Problems to work on:
A. Copy the cancer treatment text from the words "I had several" through "established medical journals.", renaming "clinical trial" to "research study" throughout that stretch.
B. Write what comes next in the cancer treatment text, starting after its final sentence.

Text shown:
Inhibitors are truly wonder drugs. A few pills each day. And overall less-severe side effects than traditional chemotherapy. But they have a limitation. Almost invariably, resistance to the drug will develop. Minor mutations in the gene driving the cancer disable the drug’s therapeutic power. And the cancer comes back.
After about three years of life as normal, routine scans showed that my cancer was back. I had developed resistance to crizotinib. I returned to UCH and Dr. Camidge. He told me about a new ALK-inhibitor that was then in clinical trials. Brigatinib was successful in overcoming the resistance to crizotinib. He offered me the opportunity to enter the clinical trial.
I had several motivations to enroll in a clinical trial. Most importantly, it would provide access to a drug that potentially control my cancer. It’s also an important way that the practice of medicine can make scientific progress. I had run across many claims for cancer treatments that were based on limited, inaccurate, or anecdotal data. A clinical trial is the standard by how claims of efficacy are judged. The data is collected according to a very precisely defined protocol. The results are presented at professional conferences and published in established medical journals.

Dataset excerpts:
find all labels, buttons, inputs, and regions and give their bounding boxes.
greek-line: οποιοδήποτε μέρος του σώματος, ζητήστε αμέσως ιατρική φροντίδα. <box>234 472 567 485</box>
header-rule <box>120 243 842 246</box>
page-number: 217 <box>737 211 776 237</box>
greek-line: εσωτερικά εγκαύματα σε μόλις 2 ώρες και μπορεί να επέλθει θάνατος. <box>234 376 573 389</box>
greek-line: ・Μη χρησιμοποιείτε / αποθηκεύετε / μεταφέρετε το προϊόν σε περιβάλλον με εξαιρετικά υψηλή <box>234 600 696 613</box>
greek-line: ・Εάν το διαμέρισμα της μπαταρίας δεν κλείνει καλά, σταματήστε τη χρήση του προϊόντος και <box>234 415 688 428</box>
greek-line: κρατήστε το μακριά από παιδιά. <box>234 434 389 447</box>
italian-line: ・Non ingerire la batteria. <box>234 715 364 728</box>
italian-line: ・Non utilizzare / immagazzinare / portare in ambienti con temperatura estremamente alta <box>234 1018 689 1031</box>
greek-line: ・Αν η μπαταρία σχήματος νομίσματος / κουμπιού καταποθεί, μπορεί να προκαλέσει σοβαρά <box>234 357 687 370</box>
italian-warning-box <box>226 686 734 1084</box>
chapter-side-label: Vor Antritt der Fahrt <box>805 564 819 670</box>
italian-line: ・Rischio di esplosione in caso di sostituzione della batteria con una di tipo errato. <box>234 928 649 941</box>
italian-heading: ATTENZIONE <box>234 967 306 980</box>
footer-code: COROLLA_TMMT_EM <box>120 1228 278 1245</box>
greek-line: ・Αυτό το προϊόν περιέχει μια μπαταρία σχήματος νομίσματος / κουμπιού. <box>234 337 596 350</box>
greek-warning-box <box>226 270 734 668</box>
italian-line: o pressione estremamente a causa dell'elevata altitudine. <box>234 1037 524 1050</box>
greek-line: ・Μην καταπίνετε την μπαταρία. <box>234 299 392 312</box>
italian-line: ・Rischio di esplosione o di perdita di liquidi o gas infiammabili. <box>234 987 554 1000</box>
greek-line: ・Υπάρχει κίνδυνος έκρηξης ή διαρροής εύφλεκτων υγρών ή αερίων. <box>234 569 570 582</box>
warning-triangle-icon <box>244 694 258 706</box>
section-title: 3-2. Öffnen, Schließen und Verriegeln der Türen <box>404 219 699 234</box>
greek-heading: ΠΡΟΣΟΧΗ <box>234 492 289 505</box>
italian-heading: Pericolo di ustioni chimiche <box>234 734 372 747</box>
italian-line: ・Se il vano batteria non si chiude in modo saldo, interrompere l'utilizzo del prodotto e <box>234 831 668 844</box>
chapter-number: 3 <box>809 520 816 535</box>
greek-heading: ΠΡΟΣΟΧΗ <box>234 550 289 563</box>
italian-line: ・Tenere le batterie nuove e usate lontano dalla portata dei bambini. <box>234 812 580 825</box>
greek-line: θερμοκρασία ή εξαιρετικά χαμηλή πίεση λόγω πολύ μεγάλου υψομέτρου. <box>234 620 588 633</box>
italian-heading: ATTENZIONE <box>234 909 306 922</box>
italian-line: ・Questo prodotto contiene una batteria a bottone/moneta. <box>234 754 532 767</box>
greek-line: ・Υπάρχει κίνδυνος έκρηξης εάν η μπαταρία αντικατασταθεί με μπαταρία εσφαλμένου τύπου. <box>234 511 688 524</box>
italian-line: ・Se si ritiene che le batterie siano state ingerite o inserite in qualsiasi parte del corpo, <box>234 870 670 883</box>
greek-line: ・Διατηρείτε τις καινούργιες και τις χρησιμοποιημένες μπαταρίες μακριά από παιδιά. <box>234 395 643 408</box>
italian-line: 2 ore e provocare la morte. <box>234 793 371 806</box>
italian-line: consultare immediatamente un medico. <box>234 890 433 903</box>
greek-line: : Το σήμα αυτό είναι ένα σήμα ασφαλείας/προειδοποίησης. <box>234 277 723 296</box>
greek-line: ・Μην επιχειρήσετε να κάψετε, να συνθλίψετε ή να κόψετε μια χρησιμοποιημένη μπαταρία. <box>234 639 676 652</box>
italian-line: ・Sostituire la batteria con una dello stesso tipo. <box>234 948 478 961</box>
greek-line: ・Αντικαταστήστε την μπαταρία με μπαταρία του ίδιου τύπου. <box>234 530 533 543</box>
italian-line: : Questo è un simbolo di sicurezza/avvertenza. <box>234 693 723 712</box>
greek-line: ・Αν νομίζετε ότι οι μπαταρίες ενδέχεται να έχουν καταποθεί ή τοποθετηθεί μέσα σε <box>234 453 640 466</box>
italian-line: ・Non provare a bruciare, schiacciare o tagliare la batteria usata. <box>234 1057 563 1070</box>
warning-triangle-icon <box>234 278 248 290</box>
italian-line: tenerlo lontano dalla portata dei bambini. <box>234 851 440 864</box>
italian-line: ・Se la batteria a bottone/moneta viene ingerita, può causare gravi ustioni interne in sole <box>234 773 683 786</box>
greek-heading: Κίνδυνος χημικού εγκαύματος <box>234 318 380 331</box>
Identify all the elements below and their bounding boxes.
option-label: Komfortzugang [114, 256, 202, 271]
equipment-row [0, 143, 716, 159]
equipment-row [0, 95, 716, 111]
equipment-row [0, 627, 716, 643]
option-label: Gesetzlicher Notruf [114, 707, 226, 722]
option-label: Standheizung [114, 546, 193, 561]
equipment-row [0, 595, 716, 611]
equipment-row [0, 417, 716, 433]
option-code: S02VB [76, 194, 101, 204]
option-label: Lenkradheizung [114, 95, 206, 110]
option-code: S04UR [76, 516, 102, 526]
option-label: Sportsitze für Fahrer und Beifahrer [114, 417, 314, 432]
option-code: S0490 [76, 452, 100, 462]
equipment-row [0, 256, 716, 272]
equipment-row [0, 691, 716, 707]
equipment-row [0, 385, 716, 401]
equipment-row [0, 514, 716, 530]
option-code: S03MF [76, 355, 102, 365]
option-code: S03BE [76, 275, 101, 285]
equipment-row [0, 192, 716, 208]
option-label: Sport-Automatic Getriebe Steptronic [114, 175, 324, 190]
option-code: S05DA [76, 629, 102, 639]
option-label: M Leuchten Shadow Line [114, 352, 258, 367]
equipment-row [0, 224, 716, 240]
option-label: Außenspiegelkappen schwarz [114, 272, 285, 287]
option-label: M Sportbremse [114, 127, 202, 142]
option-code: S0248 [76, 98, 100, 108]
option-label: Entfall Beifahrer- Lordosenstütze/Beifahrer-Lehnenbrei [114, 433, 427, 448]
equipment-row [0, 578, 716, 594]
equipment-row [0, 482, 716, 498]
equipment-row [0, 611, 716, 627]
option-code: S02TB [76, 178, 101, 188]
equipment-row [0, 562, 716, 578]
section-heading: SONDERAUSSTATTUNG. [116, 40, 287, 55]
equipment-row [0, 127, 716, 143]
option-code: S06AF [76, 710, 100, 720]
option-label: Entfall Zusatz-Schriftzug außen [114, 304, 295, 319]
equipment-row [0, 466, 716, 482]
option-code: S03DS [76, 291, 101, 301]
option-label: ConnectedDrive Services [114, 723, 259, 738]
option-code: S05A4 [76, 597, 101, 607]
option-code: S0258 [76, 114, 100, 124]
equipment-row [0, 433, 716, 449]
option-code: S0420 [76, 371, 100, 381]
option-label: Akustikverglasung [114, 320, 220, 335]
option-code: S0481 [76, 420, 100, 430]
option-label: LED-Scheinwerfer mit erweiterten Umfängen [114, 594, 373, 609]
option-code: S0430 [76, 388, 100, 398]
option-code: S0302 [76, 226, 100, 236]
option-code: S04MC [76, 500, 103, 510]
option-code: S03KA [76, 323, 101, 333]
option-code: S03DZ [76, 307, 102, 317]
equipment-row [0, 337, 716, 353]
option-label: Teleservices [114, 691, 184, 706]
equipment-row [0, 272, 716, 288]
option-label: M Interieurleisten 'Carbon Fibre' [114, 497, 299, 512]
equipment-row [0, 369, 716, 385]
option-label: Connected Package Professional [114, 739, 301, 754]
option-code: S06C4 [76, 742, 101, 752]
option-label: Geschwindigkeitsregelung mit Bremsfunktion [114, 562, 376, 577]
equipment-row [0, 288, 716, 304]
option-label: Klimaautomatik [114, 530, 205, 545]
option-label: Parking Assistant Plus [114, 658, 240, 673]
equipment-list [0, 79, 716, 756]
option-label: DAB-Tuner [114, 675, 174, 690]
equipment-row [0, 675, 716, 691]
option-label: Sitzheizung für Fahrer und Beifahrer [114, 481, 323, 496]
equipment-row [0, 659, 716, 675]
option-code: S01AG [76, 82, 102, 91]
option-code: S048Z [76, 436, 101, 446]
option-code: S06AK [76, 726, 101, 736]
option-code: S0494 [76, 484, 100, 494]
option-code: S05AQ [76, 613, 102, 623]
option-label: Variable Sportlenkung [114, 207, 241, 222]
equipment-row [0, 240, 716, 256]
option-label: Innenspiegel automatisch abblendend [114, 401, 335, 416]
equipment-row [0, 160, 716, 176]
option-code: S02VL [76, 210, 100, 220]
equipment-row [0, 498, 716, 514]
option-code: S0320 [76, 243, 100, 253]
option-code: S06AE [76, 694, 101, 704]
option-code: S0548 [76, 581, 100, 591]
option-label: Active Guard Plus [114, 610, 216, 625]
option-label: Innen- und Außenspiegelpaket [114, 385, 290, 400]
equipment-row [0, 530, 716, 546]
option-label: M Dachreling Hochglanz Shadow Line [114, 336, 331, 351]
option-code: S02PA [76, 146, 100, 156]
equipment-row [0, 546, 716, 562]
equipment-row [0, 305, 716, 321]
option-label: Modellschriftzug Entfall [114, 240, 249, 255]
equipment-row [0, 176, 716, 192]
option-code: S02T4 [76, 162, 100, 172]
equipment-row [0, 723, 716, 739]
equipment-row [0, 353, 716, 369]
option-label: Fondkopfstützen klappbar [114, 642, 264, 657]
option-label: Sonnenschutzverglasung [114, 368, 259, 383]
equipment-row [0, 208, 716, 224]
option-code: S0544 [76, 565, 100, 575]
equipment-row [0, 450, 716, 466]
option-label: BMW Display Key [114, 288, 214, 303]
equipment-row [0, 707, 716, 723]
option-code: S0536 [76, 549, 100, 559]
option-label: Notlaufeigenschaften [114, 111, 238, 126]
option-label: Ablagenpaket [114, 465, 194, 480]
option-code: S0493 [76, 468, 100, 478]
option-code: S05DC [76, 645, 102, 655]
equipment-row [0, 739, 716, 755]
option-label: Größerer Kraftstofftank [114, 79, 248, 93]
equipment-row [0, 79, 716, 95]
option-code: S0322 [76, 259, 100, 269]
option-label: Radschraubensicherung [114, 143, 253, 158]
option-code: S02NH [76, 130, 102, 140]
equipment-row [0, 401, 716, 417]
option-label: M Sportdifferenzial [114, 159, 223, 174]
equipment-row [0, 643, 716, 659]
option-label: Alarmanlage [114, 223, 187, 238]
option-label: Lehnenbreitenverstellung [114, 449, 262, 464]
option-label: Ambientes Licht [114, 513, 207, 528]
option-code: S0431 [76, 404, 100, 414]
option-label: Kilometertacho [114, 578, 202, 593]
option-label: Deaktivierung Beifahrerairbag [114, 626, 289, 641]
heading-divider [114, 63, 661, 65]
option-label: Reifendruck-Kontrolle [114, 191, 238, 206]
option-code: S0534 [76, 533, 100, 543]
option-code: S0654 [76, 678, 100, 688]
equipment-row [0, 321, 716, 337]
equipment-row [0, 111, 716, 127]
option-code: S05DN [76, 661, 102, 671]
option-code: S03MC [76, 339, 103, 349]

Responses by task:
A.
I had several motivations to enroll in a research study. Most importantly, it would provide access to a drug that potentially control my cancer. It’s also an important way that the practice of medicine can make scientific progress. I had run across many claims for cancer treatments that were based on limited, inaccurate, or anecdotal data. A research study is the standard by how claims of efficacy are judged. The data is collected according to a very precisely defined protocol. The results are presented at professional conferences and published in established medical journals.

B.
The clinical trial also allowed me to work more closely with the doctors, staff, and trial coordinators. I received wonderful support. Appointments were scheduled for me. The drugs were handed to me. I didn’t have to deal with insurance for anything related to the trial. I was responsible for only the standard of care items that I would have had regardless of my trial participation.
And then there’s the economic motivation to participate in a trial. You not only get access to the drug that could save your life, but in most cases the drug is provided by the drug manufacturer at no cost.
Brigatinib controlled my cancer for a year before I showed progression. Next up was the lorlatinib clinical trial. Lorlatinib is a third-generation ALK inhibitor and showed promise of working after brigatinib. I came off brigatinib, signed the paperwork, and a few weeks later started lorlatinib. Many more tests were involved. I had more scans and blood work. I spent a day at the hospital having my heart activity tracked via EKG after I took the dose of lorlatinib. And during each visit I took cognitive tests, computer-based activities to test my reaction time and short term memory.
Lorlatinib worked great for a while. But once again I showed progression, localized in a few lymph nodes. This time, there was no next-generation drug trial to jump to. Instead we opted to use targeted radiation to zap (technical term: ablate) the suspicious lymph nodes. I became familiar with the Radiation Oncology department on the first floor of the Anschutz Cancer Pavilion. A few months later after 10 radiation treatments, my scans were clear. My cancer was under control. I was fortunate to continue on with the clinical study protocol.
I’ve repeated this process two more times. As long as lorlatinib provides overall control of my cancer and the sites of progression are localized, I will continue. My last radiation treatment was January 2019 and my scans have been coming back clear – no sign (yet) of the cancer coming back.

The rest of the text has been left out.